▸ **Dataset excerpts**:
>> Start
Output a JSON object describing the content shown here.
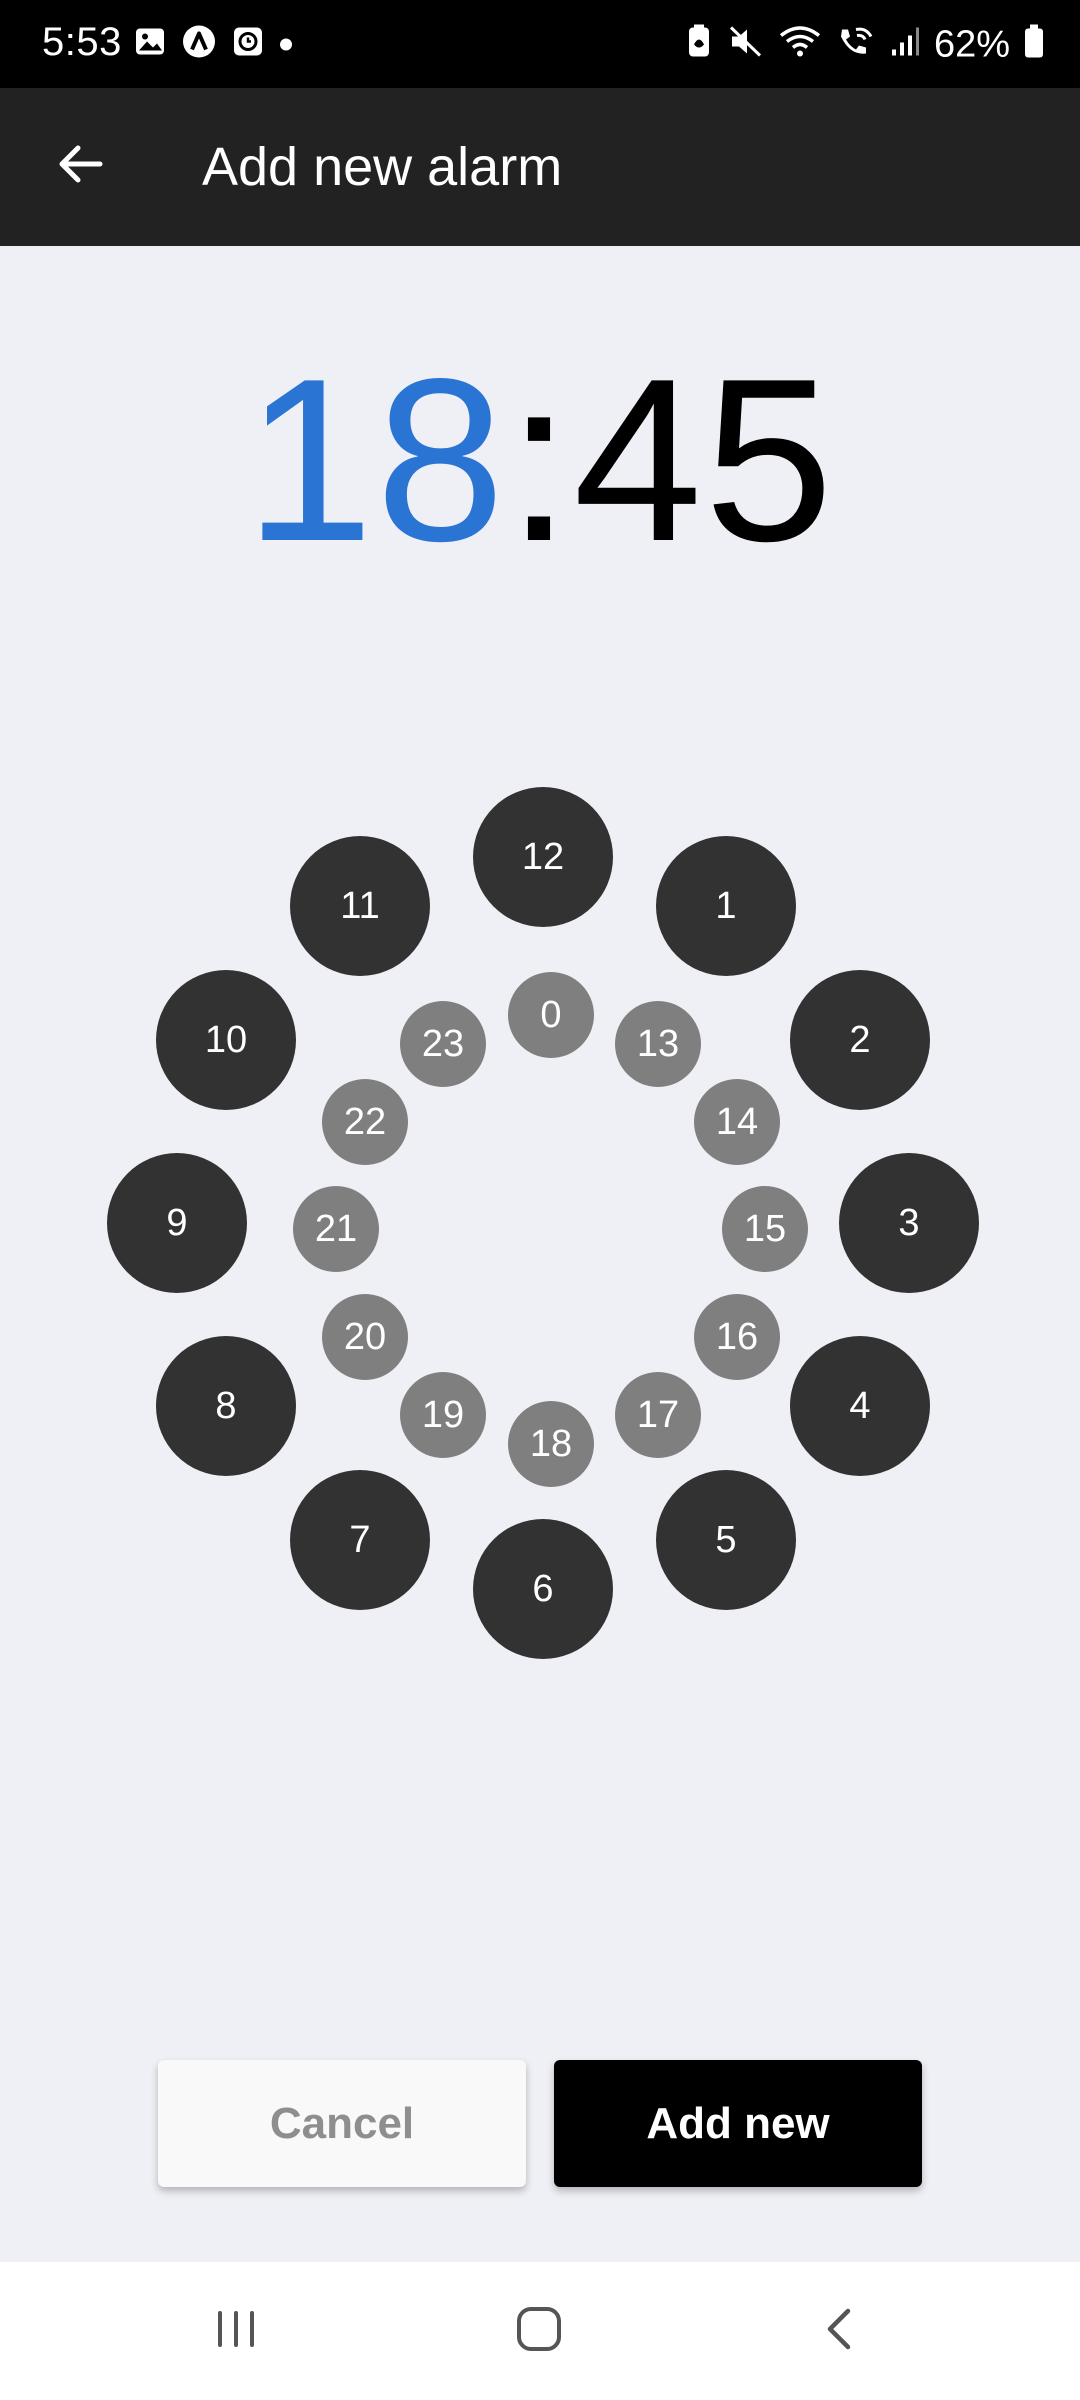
{
  "status_bar": {
    "time": "5:53",
    "battery": "62%",
    "left_icons": [
      "gallery-icon",
      "app-a-icon",
      "alarm-clock-icon",
      "notification-dot-icon"
    ],
    "right_icons": [
      "battery-saver-icon",
      "mute-icon",
      "wifi-icon",
      "wifi-calling-icon",
      "signal-icon",
      "battery-icon"
    ]
  },
  "app_bar": {
    "title": "Add new alarm",
    "back_icon": "arrow-back-icon"
  },
  "time": {
    "hour": "18",
    "separator": ":",
    "minute": "45",
    "hour_color": "#2a75d3"
  },
  "dial": {
    "outer_hours": [
      "12",
      "1",
      "2",
      "3",
      "4",
      "5",
      "6",
      "7",
      "8",
      "9",
      "10",
      "11"
    ],
    "inner_hours": [
      "0",
      "13",
      "14",
      "15",
      "16",
      "17",
      "18",
      "19",
      "20",
      "21",
      "22",
      "23"
    ],
    "outer_color": "#323232",
    "inner_color": "#7f7f7f"
  },
  "actions": {
    "cancel_label": "Cancel",
    "add_label": "Add new"
  },
  "nav": {
    "recents_icon": "recents-icon",
    "home_icon": "home-icon",
    "back_icon": "back-chevron-icon"
  }
}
>> End
▸ **Request**:
Output all of the records exactly as they appear above, but not the pictures.

▸ **Written reply**:
Output a JSON object describing the content shown here.
{
  "status_bar": {
    "time": "5:53",
    "battery": "62%",
    "left_icons": [
      "gallery-icon",
      "app-a-icon",
      "alarm-clock-icon",
      "notification-dot-icon"
    ],
    "right_icons": [
      "battery-saver-icon",
      "mute-icon",
      "wifi-icon",
      "wifi-calling-icon",
      "signal-icon",
      "battery-icon"
    ]
  },
  "app_bar": {
    "title": "Add new alarm",
    "back_icon": "arrow-back-icon"
  },
  "time": {
    "hour": "18",
    "separator": ":",
    "minute": "45",
    "hour_color": "#2a75d3"
  },
  "dial": {
    "outer_hours": [
      "12",
      "1",
      "2",
      "3",
      "4",
      "5",
      "6",
      "7",
      "8",
      "9",
      "10",
      "11"
    ],
    "inner_hours": [
      "0",
      "13",
      "14",
      "15",
      "16",
      "17",
      "18",
      "19",
      "20",
      "21",
      "22",
      "23"
    ],
    "outer_color": "#323232",
    "inner_color": "#7f7f7f"
  },
  "actions": {
    "cancel_label": "Cancel",
    "add_label": "Add new"
  },
  "nav": {
    "recents_icon": "recents-icon",
    "home_icon": "home-icon",
    "back_icon": "back-chevron-icon"
  }
}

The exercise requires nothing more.